━━ Given text ━━

# Thread: Equations involving Euler Totient function

1. ## Equations involving Euler Totient function

There are two little equations involving Euler's totient function which I'm not sure how to solve:

(a) Solve the equation $\displaystyle \phi(n)= 24$.

(b) Given that $\displaystyle n=3312913$ is a product of two primes and that $\displaystyle \phi(n)=3308580$, find the Prime factorisation of $\displaystyle n$ without using a factorisation algorithm.

━━━

- **Problem set**
1. In the thread on Euler's totient function, reproduce the text between "1. ## Equations" and "a factorisation algorithm.", inclusive, replacing "primes" with "prime numbers".
2. Answer these questions from the thread on Euler's totient function:
(a) In the first equation, what value is φ(n) set equal to?
(b) What value of n is given in the second problem?
(c) What method is the second problem forbidden to use?

━━ Entries supplied ━━

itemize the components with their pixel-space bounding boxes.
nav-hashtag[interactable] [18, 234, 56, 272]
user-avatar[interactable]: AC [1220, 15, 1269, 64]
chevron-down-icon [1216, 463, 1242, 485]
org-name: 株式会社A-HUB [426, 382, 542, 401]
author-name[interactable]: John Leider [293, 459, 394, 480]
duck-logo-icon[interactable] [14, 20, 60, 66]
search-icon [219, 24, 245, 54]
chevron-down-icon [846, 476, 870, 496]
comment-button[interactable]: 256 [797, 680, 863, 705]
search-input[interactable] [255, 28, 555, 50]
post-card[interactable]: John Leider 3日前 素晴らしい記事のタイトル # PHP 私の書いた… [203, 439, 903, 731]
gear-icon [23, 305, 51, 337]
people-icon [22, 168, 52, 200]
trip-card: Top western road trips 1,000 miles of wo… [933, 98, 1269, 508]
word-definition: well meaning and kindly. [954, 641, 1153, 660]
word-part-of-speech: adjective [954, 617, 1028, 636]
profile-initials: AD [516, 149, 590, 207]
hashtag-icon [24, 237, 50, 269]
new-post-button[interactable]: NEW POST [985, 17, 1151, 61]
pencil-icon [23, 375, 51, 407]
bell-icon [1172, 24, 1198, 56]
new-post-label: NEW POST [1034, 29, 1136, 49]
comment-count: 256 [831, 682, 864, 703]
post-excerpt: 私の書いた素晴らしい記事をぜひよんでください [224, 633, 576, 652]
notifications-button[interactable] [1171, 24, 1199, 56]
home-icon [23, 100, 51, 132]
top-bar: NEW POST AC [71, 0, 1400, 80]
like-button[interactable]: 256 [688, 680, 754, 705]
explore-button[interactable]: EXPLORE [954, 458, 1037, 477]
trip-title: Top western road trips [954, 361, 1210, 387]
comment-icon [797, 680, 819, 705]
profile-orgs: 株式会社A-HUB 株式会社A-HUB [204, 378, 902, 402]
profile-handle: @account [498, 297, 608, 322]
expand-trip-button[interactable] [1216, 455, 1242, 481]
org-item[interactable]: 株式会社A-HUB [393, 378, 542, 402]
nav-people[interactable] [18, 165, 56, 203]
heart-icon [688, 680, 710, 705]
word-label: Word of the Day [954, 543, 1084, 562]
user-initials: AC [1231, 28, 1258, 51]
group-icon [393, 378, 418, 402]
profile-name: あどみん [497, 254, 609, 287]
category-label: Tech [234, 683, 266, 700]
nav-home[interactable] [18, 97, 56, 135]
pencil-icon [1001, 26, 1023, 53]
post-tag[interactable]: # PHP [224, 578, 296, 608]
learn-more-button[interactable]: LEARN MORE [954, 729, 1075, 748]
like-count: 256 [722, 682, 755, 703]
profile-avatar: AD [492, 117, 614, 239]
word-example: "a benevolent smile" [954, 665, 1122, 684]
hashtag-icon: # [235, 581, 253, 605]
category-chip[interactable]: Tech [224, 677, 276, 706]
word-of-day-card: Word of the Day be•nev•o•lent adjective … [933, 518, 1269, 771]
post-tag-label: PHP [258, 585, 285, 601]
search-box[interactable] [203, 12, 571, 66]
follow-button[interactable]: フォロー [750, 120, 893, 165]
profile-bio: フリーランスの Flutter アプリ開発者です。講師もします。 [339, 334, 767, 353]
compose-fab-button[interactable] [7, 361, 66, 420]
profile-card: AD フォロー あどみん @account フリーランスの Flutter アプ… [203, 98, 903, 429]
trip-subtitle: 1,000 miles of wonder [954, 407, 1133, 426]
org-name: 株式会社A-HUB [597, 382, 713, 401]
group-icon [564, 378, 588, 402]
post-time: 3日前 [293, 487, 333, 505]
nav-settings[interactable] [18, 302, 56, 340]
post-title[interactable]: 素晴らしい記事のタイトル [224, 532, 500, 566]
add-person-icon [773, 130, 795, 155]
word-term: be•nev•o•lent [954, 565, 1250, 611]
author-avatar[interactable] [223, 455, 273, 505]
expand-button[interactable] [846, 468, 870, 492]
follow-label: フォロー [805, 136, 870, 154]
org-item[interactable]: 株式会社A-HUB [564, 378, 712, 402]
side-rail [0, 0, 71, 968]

━━━

- **Answers to the tasks**
1.
1. ## Equations involving Euler Totient function

There are two little equations involving Euler's totient function which I'm not sure how to solve:

(a) Solve the equation $\displaystyle \phi(n)= 24$.

(b) Given that $\displaystyle n=3312913$ is a product of two prime numbers and that $\displaystyle \phi(n)=3308580$, find the Prime factorisation of $\displaystyle n$ without using a factorisation algorithm.

2.
(a) 24
(b) 3312913
(c) A factorisation algorithm